# [REQUIRED WORK]
Answer with a single number: how many lines in the listing below include "data"?

==*==

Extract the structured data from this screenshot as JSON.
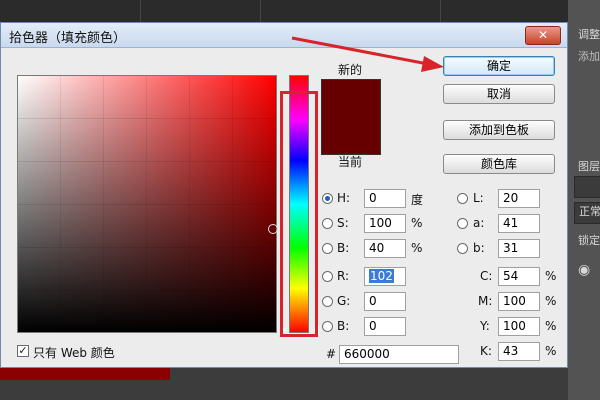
{
  "background": {
    "right_panel": {
      "label_adjust": "调整",
      "label_add": "添加",
      "label_layers": "图层",
      "label_normal": "正常",
      "label_lock": "锁定"
    }
  },
  "dialog": {
    "title": "拾色器（填充颜色）",
    "close_symbol": "✕",
    "new_label": "新的",
    "current_label": "当前",
    "new_color": "#660000",
    "current_color": "#660000",
    "buttons": {
      "ok": "确定",
      "cancel": "取消",
      "add_to_swatches": "添加到色板",
      "color_libraries": "颜色库"
    },
    "hsb": {
      "h_label": "H:",
      "h_value": "0",
      "h_unit": "度",
      "s_label": "S:",
      "s_value": "100",
      "s_unit": "%",
      "b_label": "B:",
      "b_value": "40",
      "b_unit": "%"
    },
    "rgb": {
      "r_label": "R:",
      "r_value": "102",
      "g_label": "G:",
      "g_value": "0",
      "b_label": "B:",
      "b_value": "0"
    },
    "lab": {
      "l_label": "L:",
      "l_value": "20",
      "a_label": "a:",
      "a_value": "41",
      "b_label": "b:",
      "b_value": "31"
    },
    "cmyk": {
      "c_label": "C:",
      "c_value": "54",
      "c_unit": "%",
      "m_label": "M:",
      "m_value": "100",
      "m_unit": "%",
      "y_label": "Y:",
      "y_value": "100",
      "y_unit": "%",
      "k_label": "K:",
      "k_value": "43",
      "k_unit": "%"
    },
    "hex_label": "#",
    "hex_value": "660000",
    "web_only_label": "只有 Web 颜色",
    "web_only_checked": true,
    "check_symbol": "✓",
    "selected_radio": "H",
    "annotation_color": "#d9232a"
  }
}
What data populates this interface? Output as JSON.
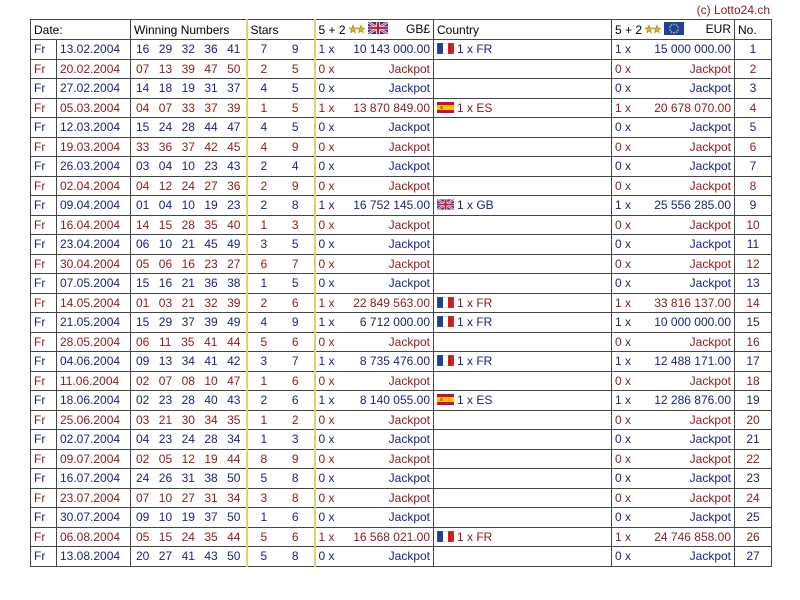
{
  "credit": "(c) Lotto24.ch",
  "headers": {
    "date": "Date:",
    "numbers": "Winning Numbers",
    "stars": "Stars",
    "gb_combo": "5 + 2",
    "gb_currency": "GB£",
    "country": "Country",
    "eur_combo": "5 + 2",
    "eur_currency": "EUR",
    "no": "No."
  },
  "colors": {
    "blue": "#1a237e",
    "red": "#8b1a1a",
    "stars_border": "#e0d070"
  },
  "rows": [
    {
      "day": "Fr",
      "date": "13.02.2004",
      "n": [
        "16",
        "29",
        "32",
        "36",
        "41"
      ],
      "s": [
        "7",
        "9"
      ],
      "gbw": "1 x",
      "gbp": "10 143 000.00",
      "country": "1 x FR",
      "flag": "FR",
      "ew": "1 x",
      "ep": "15 000 000.00",
      "no": "1"
    },
    {
      "day": "Fr",
      "date": "20.02.2004",
      "n": [
        "07",
        "13",
        "39",
        "47",
        "50"
      ],
      "s": [
        "2",
        "5"
      ],
      "gbw": "0 x",
      "gbp": "Jackpot",
      "country": "",
      "flag": "",
      "ew": "0 x",
      "ep": "Jackpot",
      "no": "2"
    },
    {
      "day": "Fr",
      "date": "27.02.2004",
      "n": [
        "14",
        "18",
        "19",
        "31",
        "37"
      ],
      "s": [
        "4",
        "5"
      ],
      "gbw": "0 x",
      "gbp": "Jackpot",
      "country": "",
      "flag": "",
      "ew": "0 x",
      "ep": "Jackpot",
      "no": "3"
    },
    {
      "day": "Fr",
      "date": "05.03.2004",
      "n": [
        "04",
        "07",
        "33",
        "37",
        "39"
      ],
      "s": [
        "1",
        "5"
      ],
      "gbw": "1 x",
      "gbp": "13 870 849.00",
      "country": "1 x ES",
      "flag": "ES",
      "ew": "1 x",
      "ep": "20 678 070.00",
      "no": "4"
    },
    {
      "day": "Fr",
      "date": "12.03.2004",
      "n": [
        "15",
        "24",
        "28",
        "44",
        "47"
      ],
      "s": [
        "4",
        "5"
      ],
      "gbw": "0 x",
      "gbp": "Jackpot",
      "country": "",
      "flag": "",
      "ew": "0 x",
      "ep": "Jackpot",
      "no": "5"
    },
    {
      "day": "Fr",
      "date": "19.03.2004",
      "n": [
        "33",
        "36",
        "37",
        "42",
        "45"
      ],
      "s": [
        "4",
        "9"
      ],
      "gbw": "0 x",
      "gbp": "Jackpot",
      "country": "",
      "flag": "",
      "ew": "0 x",
      "ep": "Jackpot",
      "no": "6"
    },
    {
      "day": "Fr",
      "date": "26.03.2004",
      "n": [
        "03",
        "04",
        "10",
        "23",
        "43"
      ],
      "s": [
        "2",
        "4"
      ],
      "gbw": "0 x",
      "gbp": "Jackpot",
      "country": "",
      "flag": "",
      "ew": "0 x",
      "ep": "Jackpot",
      "no": "7"
    },
    {
      "day": "Fr",
      "date": "02.04.2004",
      "n": [
        "04",
        "12",
        "24",
        "27",
        "36"
      ],
      "s": [
        "2",
        "9"
      ],
      "gbw": "0 x",
      "gbp": "Jackpot",
      "country": "",
      "flag": "",
      "ew": "0 x",
      "ep": "Jackpot",
      "no": "8"
    },
    {
      "day": "Fr",
      "date": "09.04.2004",
      "n": [
        "01",
        "04",
        "10",
        "19",
        "23"
      ],
      "s": [
        "2",
        "8"
      ],
      "gbw": "1 x",
      "gbp": "16 752 145.00",
      "country": "1 x GB",
      "flag": "GB",
      "ew": "1 x",
      "ep": "25 556 285.00",
      "no": "9"
    },
    {
      "day": "Fr",
      "date": "16.04.2004",
      "n": [
        "14",
        "15",
        "28",
        "35",
        "40"
      ],
      "s": [
        "1",
        "3"
      ],
      "gbw": "0 x",
      "gbp": "Jackpot",
      "country": "",
      "flag": "",
      "ew": "0 x",
      "ep": "Jackpot",
      "no": "10"
    },
    {
      "day": "Fr",
      "date": "23.04.2004",
      "n": [
        "06",
        "10",
        "21",
        "45",
        "49"
      ],
      "s": [
        "3",
        "5"
      ],
      "gbw": "0 x",
      "gbp": "Jackpot",
      "country": "",
      "flag": "",
      "ew": "0 x",
      "ep": "Jackpot",
      "no": "11"
    },
    {
      "day": "Fr",
      "date": "30.04.2004",
      "n": [
        "05",
        "06",
        "16",
        "23",
        "27"
      ],
      "s": [
        "6",
        "7"
      ],
      "gbw": "0 x",
      "gbp": "Jackpot",
      "country": "",
      "flag": "",
      "ew": "0 x",
      "ep": "Jackpot",
      "no": "12"
    },
    {
      "day": "Fr",
      "date": "07.05.2004",
      "n": [
        "15",
        "16",
        "21",
        "36",
        "38"
      ],
      "s": [
        "1",
        "5"
      ],
      "gbw": "0 x",
      "gbp": "Jackpot",
      "country": "",
      "flag": "",
      "ew": "0 x",
      "ep": "Jackpot",
      "no": "13"
    },
    {
      "day": "Fr",
      "date": "14.05.2004",
      "n": [
        "01",
        "03",
        "21",
        "32",
        "39"
      ],
      "s": [
        "2",
        "6"
      ],
      "gbw": "1 x",
      "gbp": "22 849 563.00",
      "country": "1 x FR",
      "flag": "FR",
      "ew": "1 x",
      "ep": "33 816 137.00",
      "no": "14"
    },
    {
      "day": "Fr",
      "date": "21.05.2004",
      "n": [
        "15",
        "29",
        "37",
        "39",
        "49"
      ],
      "s": [
        "4",
        "9"
      ],
      "gbw": "1 x",
      "gbp": "6 712 000.00",
      "country": "1 x FR",
      "flag": "FR",
      "ew": "1 x",
      "ep": "10 000 000.00",
      "no": "15"
    },
    {
      "day": "Fr",
      "date": "28.05.2004",
      "n": [
        "06",
        "11",
        "35",
        "41",
        "44"
      ],
      "s": [
        "5",
        "6"
      ],
      "gbw": "0 x",
      "gbp": "Jackpot",
      "country": "",
      "flag": "",
      "ew": "0 x",
      "ep": "Jackpot",
      "no": "16"
    },
    {
      "day": "Fr",
      "date": "04.06.2004",
      "n": [
        "09",
        "13",
        "34",
        "41",
        "42"
      ],
      "s": [
        "3",
        "7"
      ],
      "gbw": "1 x",
      "gbp": "8 735 476.00",
      "country": "1 x FR",
      "flag": "FR",
      "ew": "1 x",
      "ep": "12 488 171.00",
      "no": "17"
    },
    {
      "day": "Fr",
      "date": "11.06.2004",
      "n": [
        "02",
        "07",
        "08",
        "10",
        "47"
      ],
      "s": [
        "1",
        "6"
      ],
      "gbw": "0 x",
      "gbp": "Jackpot",
      "country": "",
      "flag": "",
      "ew": "0 x",
      "ep": "Jackpot",
      "no": "18"
    },
    {
      "day": "Fr",
      "date": "18.06.2004",
      "n": [
        "02",
        "23",
        "28",
        "40",
        "43"
      ],
      "s": [
        "2",
        "6"
      ],
      "gbw": "1 x",
      "gbp": "8 140 055.00",
      "country": "1 x ES",
      "flag": "ES",
      "ew": "1 x",
      "ep": "12 286 876.00",
      "no": "19"
    },
    {
      "day": "Fr",
      "date": "25.06.2004",
      "n": [
        "03",
        "21",
        "30",
        "34",
        "35"
      ],
      "s": [
        "1",
        "2"
      ],
      "gbw": "0 x",
      "gbp": "Jackpot",
      "country": "",
      "flag": "",
      "ew": "0 x",
      "ep": "Jackpot",
      "no": "20"
    },
    {
      "day": "Fr",
      "date": "02.07.2004",
      "n": [
        "04",
        "23",
        "24",
        "28",
        "34"
      ],
      "s": [
        "1",
        "3"
      ],
      "gbw": "0 x",
      "gbp": "Jackpot",
      "country": "",
      "flag": "",
      "ew": "0 x",
      "ep": "Jackpot",
      "no": "21"
    },
    {
      "day": "Fr",
      "date": "09.07.2004",
      "n": [
        "02",
        "05",
        "12",
        "19",
        "44"
      ],
      "s": [
        "8",
        "9"
      ],
      "gbw": "0 x",
      "gbp": "Jackpot",
      "country": "",
      "flag": "",
      "ew": "0 x",
      "ep": "Jackpot",
      "no": "22"
    },
    {
      "day": "Fr",
      "date": "16.07.2004",
      "n": [
        "24",
        "26",
        "31",
        "38",
        "50"
      ],
      "s": [
        "5",
        "8"
      ],
      "gbw": "0 x",
      "gbp": "Jackpot",
      "country": "",
      "flag": "",
      "ew": "0 x",
      "ep": "Jackpot",
      "no": "23"
    },
    {
      "day": "Fr",
      "date": "23.07.2004",
      "n": [
        "07",
        "10",
        "27",
        "31",
        "34"
      ],
      "s": [
        "3",
        "8"
      ],
      "gbw": "0 x",
      "gbp": "Jackpot",
      "country": "",
      "flag": "",
      "ew": "0 x",
      "ep": "Jackpot",
      "no": "24"
    },
    {
      "day": "Fr",
      "date": "30.07.2004",
      "n": [
        "09",
        "10",
        "19",
        "37",
        "50"
      ],
      "s": [
        "1",
        "6"
      ],
      "gbw": "0 x",
      "gbp": "Jackpot",
      "country": "",
      "flag": "",
      "ew": "0 x",
      "ep": "Jackpot",
      "no": "25"
    },
    {
      "day": "Fr",
      "date": "06.08.2004",
      "n": [
        "05",
        "15",
        "24",
        "35",
        "44"
      ],
      "s": [
        "5",
        "6"
      ],
      "gbw": "1 x",
      "gbp": "16 568 021.00",
      "country": "1 x FR",
      "flag": "FR",
      "ew": "1 x",
      "ep": "24 746 858.00",
      "no": "26"
    },
    {
      "day": "Fr",
      "date": "13.08.2004",
      "n": [
        "20",
        "27",
        "41",
        "43",
        "50"
      ],
      "s": [
        "5",
        "8"
      ],
      "gbw": "0 x",
      "gbp": "Jackpot",
      "country": "",
      "flag": "",
      "ew": "0 x",
      "ep": "Jackpot",
      "no": "27"
    }
  ]
}
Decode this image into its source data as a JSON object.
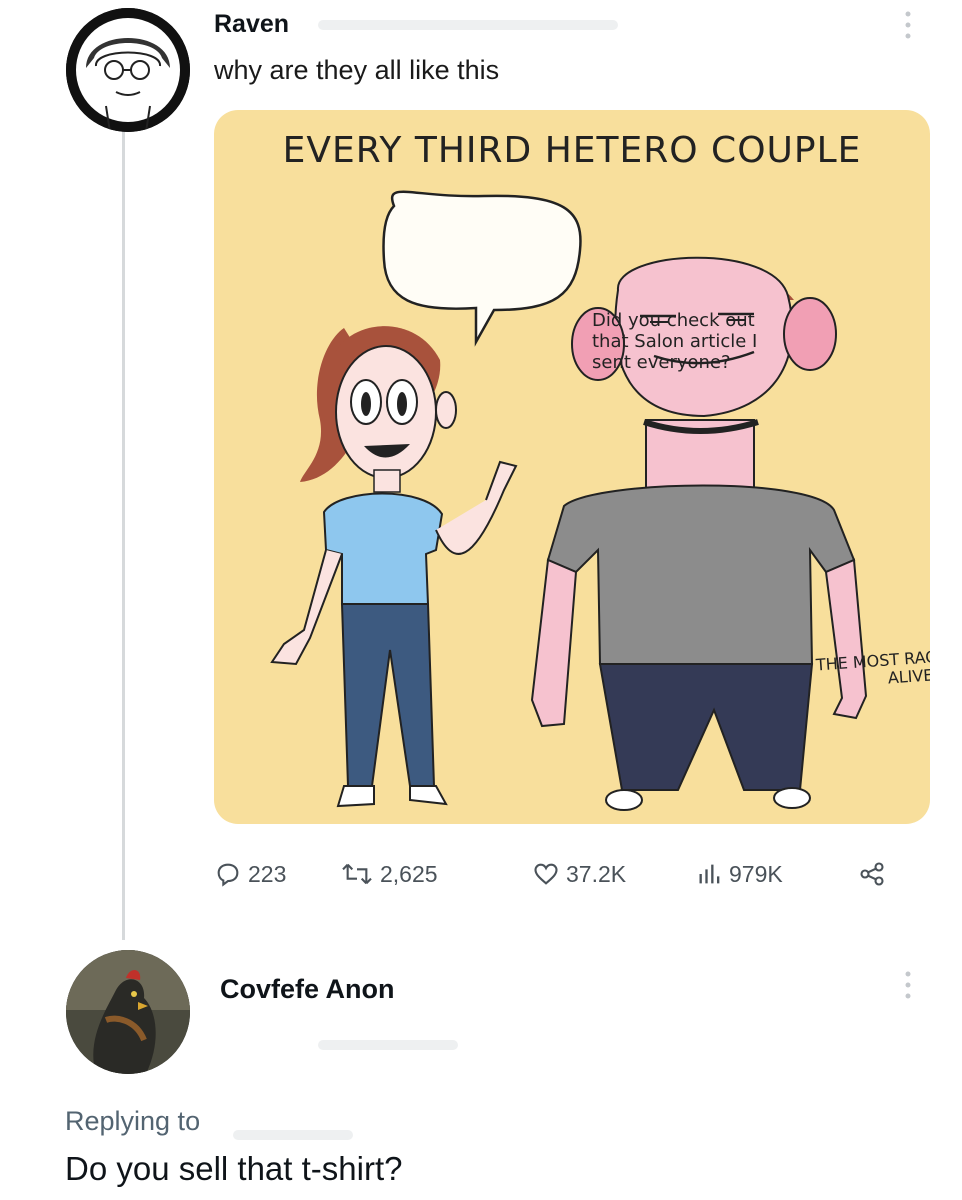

==*==

# [REPLY]
3